* _Figure record extracts_
###

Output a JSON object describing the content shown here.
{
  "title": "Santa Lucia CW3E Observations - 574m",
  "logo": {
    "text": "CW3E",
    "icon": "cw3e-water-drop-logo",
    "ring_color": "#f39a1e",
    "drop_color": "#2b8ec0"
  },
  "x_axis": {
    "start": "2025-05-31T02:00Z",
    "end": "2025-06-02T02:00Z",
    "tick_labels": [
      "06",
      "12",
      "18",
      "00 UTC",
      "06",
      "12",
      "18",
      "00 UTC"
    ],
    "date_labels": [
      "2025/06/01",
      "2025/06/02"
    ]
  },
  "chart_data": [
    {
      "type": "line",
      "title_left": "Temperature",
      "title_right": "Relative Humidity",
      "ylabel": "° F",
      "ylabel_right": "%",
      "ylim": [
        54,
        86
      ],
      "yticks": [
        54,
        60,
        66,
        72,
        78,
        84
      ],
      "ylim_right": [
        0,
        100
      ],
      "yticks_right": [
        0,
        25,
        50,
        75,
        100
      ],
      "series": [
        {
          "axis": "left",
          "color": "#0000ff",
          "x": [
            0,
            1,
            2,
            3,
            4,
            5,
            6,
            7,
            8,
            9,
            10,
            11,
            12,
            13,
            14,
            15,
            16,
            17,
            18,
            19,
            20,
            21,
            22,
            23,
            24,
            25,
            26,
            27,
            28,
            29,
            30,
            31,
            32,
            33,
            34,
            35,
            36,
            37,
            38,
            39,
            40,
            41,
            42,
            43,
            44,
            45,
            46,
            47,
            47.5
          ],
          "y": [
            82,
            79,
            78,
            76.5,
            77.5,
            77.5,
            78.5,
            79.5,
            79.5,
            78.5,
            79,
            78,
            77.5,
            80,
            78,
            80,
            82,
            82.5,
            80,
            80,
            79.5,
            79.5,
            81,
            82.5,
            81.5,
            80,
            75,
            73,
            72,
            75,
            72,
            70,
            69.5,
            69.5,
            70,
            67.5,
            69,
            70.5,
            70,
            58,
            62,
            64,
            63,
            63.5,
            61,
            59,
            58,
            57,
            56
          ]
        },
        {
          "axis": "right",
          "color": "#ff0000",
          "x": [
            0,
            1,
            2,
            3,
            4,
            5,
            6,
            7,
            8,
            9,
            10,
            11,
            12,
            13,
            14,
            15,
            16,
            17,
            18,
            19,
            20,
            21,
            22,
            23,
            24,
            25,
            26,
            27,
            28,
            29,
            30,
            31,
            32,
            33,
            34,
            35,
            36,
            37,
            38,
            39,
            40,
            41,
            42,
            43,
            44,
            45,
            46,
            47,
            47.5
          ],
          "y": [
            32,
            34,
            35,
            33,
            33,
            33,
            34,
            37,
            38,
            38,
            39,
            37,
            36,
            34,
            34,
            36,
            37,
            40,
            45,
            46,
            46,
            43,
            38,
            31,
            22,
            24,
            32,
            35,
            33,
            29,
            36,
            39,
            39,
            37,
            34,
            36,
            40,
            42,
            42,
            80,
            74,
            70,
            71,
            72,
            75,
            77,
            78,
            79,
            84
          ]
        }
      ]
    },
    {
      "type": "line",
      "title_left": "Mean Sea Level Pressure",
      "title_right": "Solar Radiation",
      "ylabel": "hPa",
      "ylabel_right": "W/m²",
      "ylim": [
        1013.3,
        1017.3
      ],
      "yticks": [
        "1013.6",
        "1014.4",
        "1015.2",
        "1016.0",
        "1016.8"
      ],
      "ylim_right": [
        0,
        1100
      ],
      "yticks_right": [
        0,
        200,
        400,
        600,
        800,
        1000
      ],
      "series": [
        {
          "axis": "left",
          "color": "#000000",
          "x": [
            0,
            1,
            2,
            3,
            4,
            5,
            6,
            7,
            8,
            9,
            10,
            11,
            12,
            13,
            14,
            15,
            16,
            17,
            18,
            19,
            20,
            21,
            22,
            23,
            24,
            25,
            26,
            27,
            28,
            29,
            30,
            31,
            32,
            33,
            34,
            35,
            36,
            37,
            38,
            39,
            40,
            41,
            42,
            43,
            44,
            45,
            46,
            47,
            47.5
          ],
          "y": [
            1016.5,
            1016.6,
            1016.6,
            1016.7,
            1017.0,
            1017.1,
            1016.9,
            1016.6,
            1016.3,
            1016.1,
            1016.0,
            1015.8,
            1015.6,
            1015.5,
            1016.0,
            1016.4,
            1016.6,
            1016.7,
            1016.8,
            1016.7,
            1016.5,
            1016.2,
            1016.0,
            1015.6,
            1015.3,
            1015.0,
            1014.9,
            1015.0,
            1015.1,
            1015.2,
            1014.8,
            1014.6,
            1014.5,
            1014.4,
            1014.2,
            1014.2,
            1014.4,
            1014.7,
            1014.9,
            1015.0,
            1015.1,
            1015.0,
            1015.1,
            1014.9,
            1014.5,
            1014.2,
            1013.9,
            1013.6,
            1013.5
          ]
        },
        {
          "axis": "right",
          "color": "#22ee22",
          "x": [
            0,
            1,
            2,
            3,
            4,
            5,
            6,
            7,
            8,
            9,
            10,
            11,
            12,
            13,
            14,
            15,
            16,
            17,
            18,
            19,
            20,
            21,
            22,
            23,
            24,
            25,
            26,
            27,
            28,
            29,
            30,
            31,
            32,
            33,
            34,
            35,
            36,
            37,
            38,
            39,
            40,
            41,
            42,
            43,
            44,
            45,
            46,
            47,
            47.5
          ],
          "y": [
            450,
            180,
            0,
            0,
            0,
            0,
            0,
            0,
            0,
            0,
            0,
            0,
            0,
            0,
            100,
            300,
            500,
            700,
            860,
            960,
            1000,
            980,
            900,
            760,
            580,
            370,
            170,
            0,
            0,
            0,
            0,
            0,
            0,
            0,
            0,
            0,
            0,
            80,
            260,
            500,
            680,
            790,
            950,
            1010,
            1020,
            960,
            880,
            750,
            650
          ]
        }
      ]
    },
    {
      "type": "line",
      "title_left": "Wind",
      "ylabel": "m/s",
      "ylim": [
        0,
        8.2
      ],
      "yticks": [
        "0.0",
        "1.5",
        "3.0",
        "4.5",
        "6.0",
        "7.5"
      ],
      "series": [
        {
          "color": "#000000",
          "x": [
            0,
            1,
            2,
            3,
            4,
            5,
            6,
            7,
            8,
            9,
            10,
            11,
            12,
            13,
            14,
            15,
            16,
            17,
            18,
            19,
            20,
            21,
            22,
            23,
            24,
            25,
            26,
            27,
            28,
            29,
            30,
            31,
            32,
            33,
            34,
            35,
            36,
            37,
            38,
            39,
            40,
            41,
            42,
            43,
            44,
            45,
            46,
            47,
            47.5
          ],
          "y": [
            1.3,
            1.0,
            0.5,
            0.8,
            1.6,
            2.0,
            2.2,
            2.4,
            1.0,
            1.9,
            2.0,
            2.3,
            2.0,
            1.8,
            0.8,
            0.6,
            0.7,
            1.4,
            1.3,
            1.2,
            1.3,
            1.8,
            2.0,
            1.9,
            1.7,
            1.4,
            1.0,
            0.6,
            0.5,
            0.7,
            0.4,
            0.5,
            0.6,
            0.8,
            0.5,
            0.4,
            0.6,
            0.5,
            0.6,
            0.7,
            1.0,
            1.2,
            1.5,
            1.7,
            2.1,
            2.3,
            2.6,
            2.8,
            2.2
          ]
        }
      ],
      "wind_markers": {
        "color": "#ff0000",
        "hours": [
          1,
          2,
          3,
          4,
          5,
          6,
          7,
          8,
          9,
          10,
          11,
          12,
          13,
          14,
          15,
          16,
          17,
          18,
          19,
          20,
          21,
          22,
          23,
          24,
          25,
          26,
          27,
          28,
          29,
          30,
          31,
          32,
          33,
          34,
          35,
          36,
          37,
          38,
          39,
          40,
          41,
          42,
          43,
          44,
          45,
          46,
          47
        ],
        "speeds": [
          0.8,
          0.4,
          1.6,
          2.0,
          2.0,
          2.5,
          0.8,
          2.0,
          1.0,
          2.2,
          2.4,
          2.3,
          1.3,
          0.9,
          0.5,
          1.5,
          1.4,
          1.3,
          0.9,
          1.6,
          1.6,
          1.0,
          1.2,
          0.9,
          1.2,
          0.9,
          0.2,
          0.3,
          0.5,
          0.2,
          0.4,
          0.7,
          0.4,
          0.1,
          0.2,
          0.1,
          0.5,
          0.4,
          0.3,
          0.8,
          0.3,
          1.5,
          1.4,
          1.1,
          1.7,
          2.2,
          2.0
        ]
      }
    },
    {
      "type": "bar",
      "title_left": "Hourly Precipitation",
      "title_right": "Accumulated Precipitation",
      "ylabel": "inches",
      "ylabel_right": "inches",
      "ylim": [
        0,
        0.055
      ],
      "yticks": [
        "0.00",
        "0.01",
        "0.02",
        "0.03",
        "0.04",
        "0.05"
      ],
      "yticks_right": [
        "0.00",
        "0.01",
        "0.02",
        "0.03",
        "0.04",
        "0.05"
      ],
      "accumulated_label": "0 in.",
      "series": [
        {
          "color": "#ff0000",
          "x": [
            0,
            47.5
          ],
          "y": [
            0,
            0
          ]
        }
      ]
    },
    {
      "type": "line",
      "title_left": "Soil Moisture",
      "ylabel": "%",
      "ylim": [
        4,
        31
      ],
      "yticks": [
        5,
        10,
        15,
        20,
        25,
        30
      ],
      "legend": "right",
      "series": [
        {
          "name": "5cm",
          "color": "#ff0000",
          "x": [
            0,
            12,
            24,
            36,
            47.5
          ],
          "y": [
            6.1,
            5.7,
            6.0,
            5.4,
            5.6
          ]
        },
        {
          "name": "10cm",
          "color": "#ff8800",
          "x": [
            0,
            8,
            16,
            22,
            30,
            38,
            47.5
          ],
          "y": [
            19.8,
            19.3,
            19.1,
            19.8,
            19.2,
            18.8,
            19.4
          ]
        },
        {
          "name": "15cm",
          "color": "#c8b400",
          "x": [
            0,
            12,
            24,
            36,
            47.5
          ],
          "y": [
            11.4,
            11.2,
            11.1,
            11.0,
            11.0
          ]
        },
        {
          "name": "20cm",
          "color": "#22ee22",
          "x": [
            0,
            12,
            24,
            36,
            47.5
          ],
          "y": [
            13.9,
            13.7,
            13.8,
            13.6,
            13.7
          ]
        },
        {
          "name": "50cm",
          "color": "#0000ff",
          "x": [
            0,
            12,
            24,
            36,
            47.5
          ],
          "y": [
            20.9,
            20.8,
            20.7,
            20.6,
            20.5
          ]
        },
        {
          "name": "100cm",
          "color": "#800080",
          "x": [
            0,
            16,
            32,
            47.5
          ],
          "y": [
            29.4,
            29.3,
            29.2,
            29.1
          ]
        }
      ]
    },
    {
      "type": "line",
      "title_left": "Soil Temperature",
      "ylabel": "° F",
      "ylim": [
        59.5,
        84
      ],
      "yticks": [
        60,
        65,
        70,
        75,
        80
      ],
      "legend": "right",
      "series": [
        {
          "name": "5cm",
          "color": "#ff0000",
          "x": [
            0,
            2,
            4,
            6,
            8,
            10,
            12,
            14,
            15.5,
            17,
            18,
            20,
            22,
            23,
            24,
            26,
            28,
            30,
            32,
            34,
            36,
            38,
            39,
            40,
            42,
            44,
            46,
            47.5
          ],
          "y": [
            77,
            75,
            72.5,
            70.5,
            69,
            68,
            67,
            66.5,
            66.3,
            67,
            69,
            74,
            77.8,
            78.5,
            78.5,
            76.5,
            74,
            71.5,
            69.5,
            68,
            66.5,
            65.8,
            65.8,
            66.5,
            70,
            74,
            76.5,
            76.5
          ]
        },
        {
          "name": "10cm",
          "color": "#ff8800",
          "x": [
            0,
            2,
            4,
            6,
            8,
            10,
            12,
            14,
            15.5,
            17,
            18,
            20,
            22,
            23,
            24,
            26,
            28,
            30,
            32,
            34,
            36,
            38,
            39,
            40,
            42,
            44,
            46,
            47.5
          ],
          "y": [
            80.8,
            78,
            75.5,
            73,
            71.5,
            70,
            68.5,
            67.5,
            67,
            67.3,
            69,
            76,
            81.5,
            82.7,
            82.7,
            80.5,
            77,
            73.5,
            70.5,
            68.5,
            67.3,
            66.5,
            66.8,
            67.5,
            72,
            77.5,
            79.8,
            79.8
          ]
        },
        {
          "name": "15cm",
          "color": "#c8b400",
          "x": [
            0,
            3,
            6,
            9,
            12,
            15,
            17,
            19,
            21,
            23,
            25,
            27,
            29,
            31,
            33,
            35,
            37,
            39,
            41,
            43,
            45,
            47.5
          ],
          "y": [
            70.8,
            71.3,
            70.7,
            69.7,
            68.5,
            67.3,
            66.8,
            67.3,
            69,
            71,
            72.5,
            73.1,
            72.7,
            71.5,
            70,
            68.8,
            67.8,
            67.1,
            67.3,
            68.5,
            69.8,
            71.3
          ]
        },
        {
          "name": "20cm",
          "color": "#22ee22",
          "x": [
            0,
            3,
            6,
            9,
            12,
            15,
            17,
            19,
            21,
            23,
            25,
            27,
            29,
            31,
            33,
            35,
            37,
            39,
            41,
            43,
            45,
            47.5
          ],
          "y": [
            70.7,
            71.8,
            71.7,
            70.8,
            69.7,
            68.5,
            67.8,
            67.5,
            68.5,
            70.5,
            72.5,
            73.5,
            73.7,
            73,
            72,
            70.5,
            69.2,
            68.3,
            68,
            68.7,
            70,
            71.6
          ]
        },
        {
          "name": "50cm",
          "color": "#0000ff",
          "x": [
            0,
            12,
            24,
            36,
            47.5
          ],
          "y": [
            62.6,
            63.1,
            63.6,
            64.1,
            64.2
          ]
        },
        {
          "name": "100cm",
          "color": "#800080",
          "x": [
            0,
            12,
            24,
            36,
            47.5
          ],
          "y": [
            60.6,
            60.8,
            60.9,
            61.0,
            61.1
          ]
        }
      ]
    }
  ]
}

###

* _Short task_
Collect every line above that contains the word "Temperature".

* _Result of the task_
      "title_left": "Temperature",
      "title_left": "Soil Temperature",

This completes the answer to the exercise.